Work instructions -
Each line that holds the word "提高这些人的生活水平" counts once; give the total for the records below and nothing else.

Material for the task -
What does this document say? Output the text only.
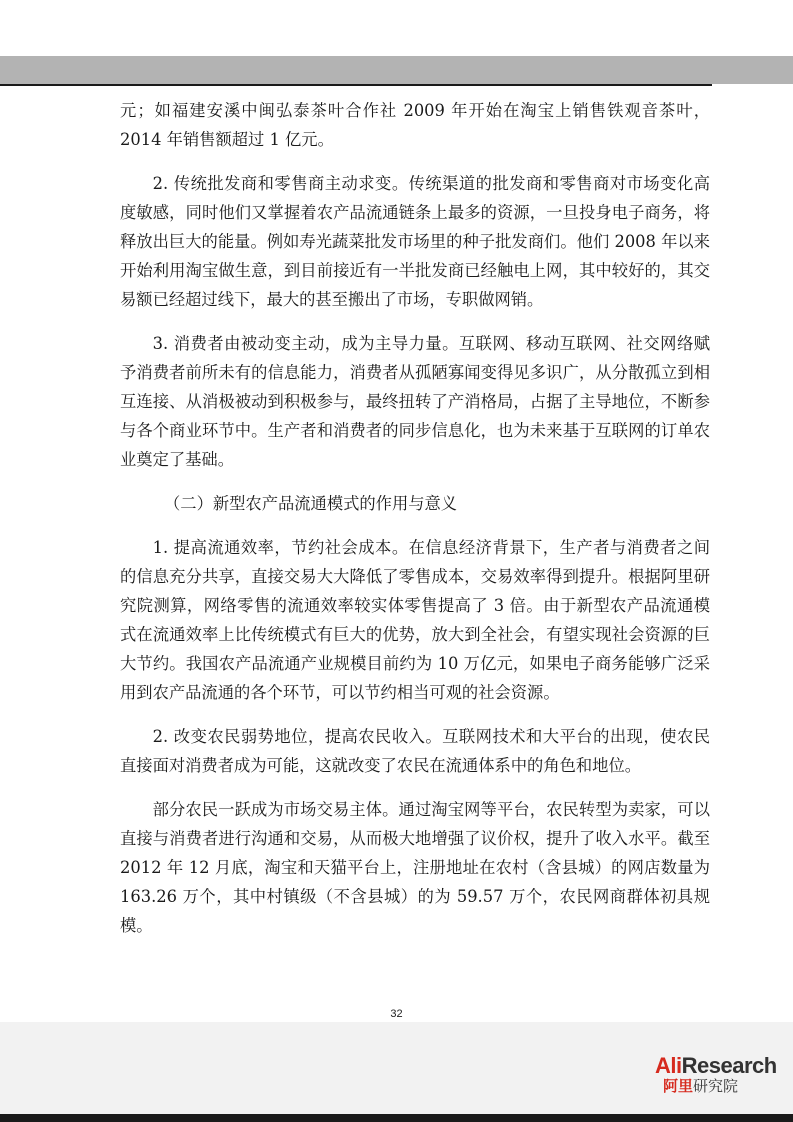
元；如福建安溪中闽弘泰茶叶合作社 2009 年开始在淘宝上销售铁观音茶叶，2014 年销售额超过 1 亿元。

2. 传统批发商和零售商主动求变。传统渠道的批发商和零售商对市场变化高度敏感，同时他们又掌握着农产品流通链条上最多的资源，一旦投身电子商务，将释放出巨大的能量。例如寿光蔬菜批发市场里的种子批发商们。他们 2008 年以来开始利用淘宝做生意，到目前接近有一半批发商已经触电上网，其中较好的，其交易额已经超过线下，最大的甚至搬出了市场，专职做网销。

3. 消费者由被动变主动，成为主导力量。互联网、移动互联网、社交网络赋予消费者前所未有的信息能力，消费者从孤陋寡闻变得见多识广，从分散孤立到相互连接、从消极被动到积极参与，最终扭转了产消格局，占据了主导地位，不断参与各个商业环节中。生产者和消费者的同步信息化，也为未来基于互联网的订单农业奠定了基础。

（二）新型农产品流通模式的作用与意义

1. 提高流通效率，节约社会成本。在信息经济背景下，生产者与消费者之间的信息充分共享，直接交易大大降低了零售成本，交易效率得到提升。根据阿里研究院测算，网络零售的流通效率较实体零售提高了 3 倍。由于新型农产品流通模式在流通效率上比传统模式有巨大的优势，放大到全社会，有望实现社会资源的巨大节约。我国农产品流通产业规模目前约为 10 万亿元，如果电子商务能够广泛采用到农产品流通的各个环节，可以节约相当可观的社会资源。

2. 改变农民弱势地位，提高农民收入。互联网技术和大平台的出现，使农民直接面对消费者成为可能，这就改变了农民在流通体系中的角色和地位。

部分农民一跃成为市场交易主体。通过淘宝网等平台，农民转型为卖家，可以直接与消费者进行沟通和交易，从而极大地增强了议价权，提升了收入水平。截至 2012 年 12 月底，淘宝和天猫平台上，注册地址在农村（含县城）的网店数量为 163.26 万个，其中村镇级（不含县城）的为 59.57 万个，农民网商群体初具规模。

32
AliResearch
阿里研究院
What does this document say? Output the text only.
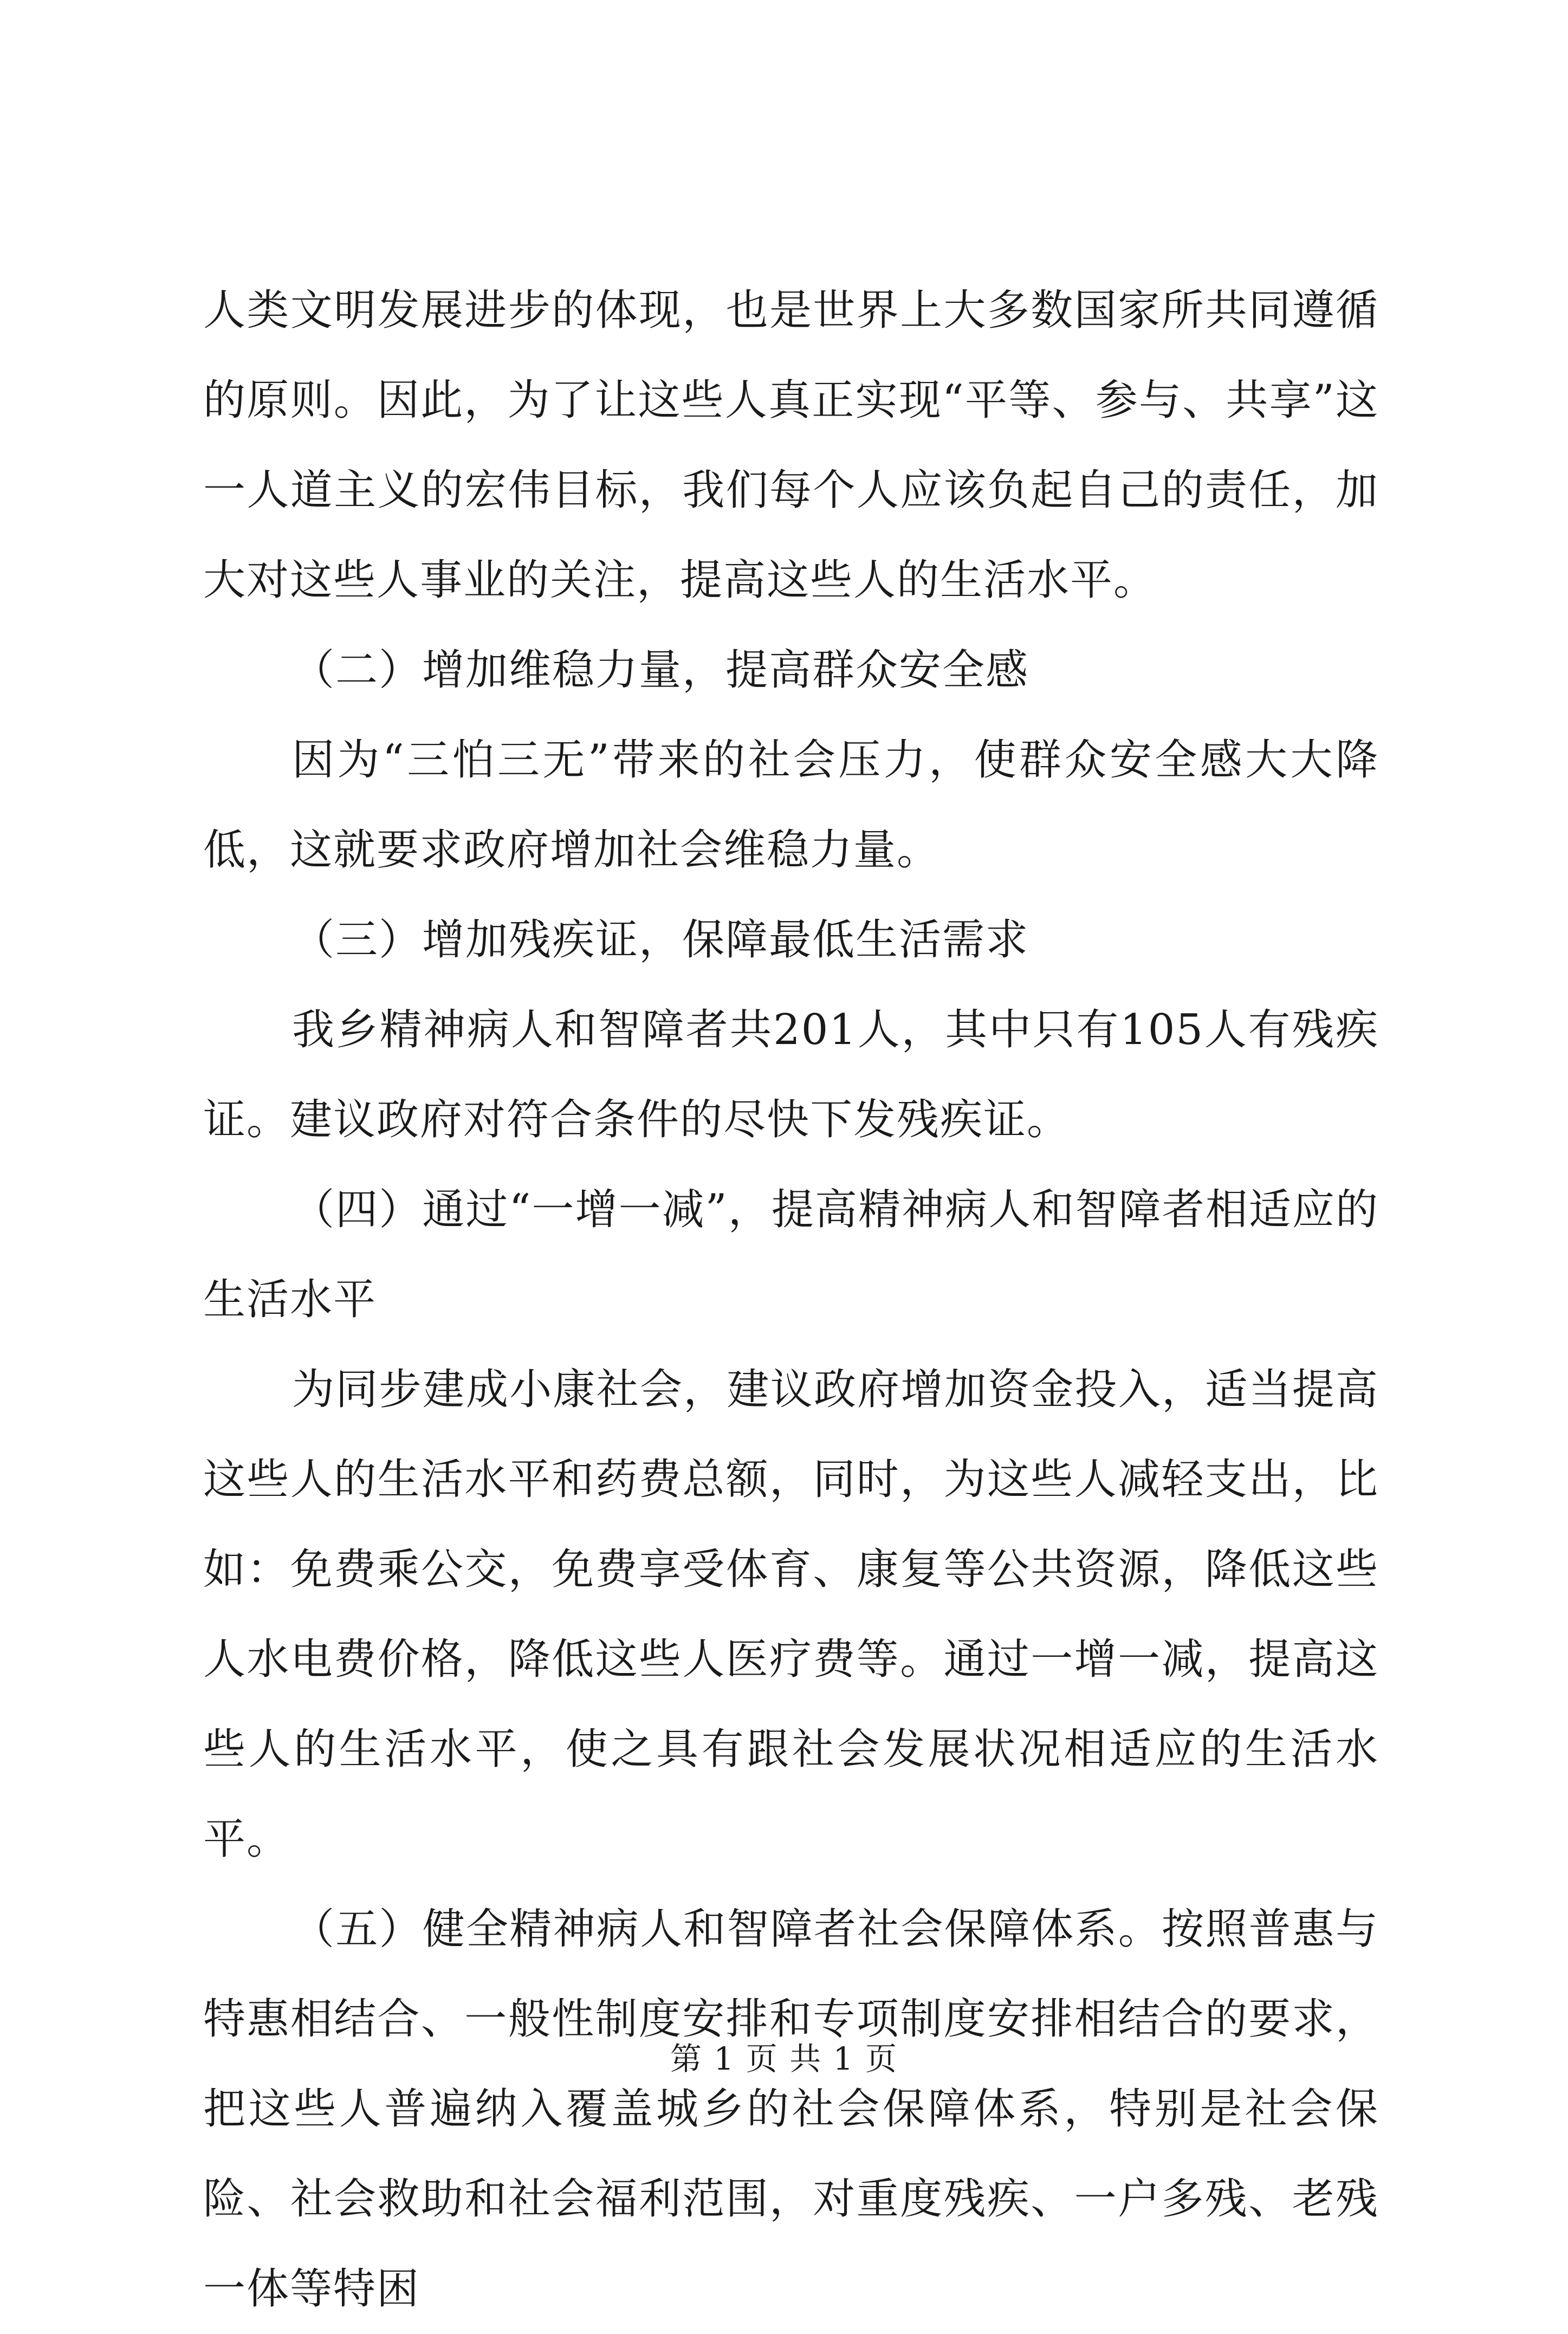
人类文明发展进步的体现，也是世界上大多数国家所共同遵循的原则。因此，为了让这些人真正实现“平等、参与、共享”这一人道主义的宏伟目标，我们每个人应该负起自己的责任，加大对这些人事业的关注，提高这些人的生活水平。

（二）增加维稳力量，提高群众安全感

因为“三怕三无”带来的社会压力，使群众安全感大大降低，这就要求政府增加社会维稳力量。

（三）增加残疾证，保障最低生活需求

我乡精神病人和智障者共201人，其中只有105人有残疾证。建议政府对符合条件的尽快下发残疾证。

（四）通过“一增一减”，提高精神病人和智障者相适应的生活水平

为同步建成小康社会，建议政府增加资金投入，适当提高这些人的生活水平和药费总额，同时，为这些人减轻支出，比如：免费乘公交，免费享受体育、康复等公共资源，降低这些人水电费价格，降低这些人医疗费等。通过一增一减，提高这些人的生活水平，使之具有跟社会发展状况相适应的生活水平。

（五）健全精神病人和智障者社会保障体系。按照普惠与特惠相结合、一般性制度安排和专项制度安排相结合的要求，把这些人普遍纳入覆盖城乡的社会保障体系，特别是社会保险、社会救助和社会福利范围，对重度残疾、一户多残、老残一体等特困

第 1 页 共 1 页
...
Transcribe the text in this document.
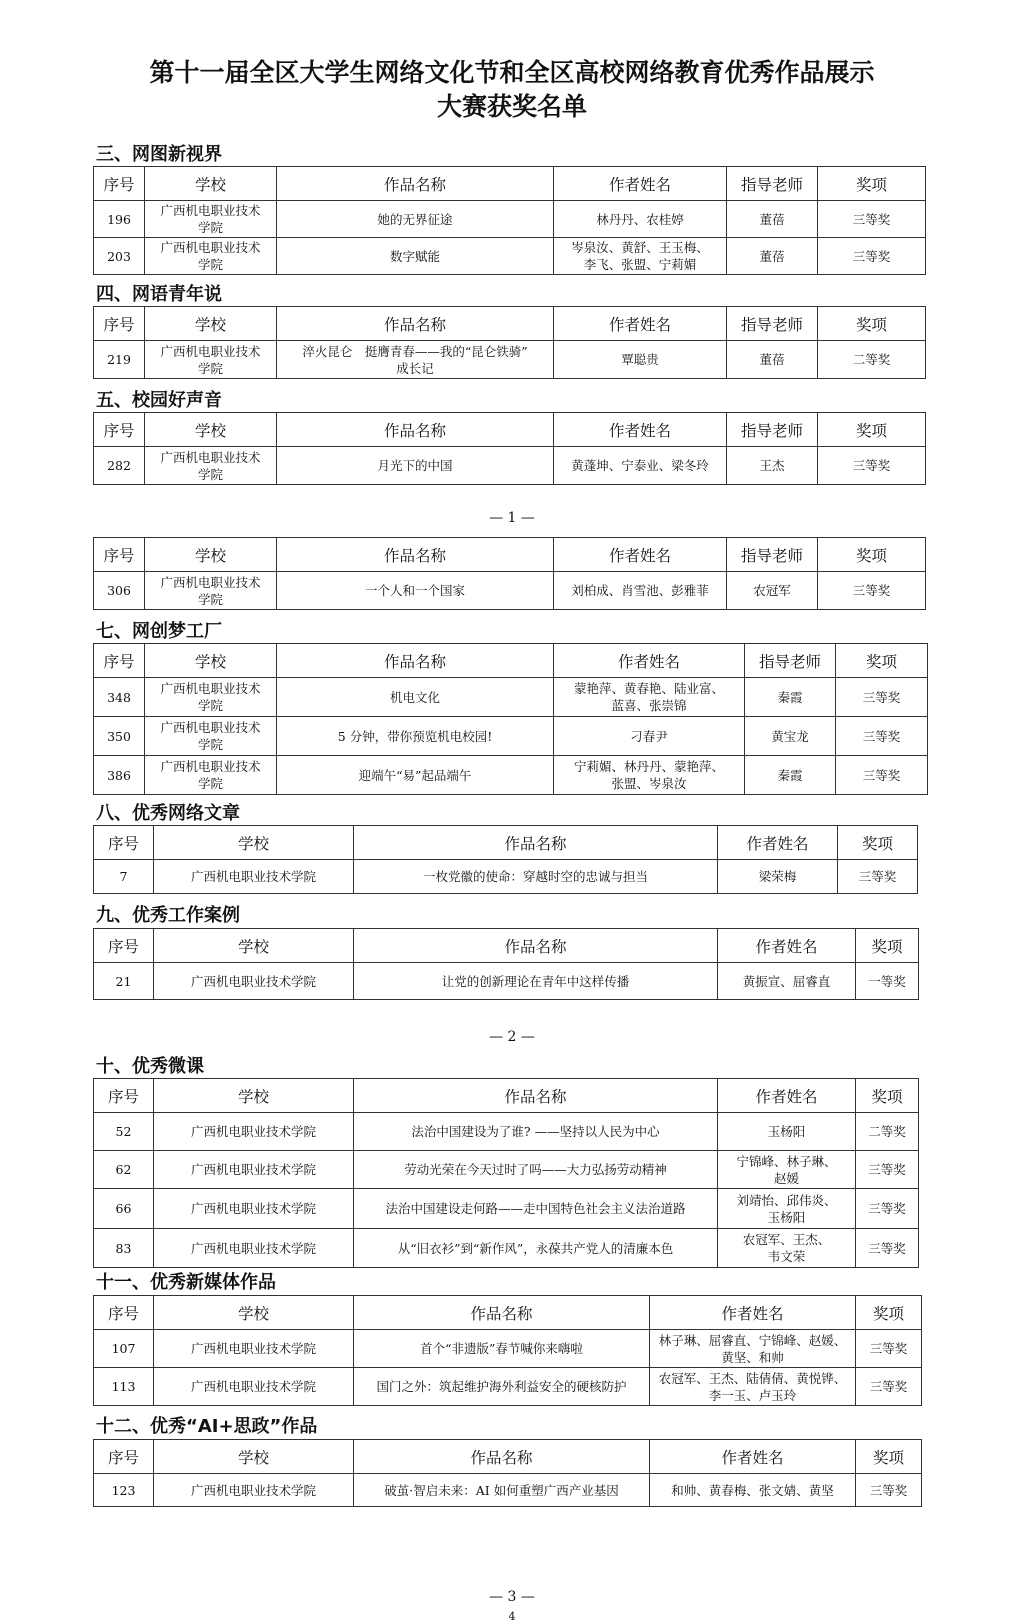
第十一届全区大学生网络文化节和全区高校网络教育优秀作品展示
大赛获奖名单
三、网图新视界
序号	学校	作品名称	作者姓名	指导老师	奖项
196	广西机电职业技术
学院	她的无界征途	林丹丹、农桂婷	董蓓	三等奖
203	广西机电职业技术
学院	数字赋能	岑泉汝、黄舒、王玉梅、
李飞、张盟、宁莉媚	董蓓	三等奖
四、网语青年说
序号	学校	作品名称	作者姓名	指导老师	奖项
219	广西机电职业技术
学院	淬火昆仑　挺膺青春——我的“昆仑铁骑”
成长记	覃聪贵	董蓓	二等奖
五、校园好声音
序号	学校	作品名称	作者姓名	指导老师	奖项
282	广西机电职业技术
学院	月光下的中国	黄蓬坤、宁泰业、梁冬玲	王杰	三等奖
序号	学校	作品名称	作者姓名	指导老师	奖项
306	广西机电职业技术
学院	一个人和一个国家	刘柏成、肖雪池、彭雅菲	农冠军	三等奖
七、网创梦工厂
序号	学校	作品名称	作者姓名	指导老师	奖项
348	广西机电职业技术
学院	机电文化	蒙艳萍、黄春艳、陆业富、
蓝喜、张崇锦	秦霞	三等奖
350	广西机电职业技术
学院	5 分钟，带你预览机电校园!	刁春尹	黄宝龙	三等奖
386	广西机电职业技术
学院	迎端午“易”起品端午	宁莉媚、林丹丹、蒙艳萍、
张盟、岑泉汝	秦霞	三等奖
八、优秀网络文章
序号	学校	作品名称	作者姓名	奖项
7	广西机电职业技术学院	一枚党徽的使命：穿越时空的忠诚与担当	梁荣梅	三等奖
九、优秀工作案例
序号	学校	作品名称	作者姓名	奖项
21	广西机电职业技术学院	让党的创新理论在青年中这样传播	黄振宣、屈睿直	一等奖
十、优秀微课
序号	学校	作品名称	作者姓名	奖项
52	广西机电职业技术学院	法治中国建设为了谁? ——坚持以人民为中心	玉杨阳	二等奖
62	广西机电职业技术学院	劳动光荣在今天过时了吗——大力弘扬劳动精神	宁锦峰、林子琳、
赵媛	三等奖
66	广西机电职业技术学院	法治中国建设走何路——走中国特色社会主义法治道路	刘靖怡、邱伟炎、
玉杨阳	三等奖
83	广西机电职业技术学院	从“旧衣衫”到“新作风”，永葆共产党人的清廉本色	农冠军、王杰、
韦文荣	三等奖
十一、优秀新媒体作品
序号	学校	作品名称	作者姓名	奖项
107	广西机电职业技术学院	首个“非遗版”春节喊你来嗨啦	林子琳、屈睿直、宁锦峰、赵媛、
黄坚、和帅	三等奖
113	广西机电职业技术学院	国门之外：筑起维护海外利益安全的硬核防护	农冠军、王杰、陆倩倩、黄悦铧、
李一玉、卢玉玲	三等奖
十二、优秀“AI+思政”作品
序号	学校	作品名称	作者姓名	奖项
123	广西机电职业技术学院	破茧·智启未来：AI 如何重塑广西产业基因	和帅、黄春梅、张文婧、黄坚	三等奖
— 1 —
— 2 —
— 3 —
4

Solution to this problem -
2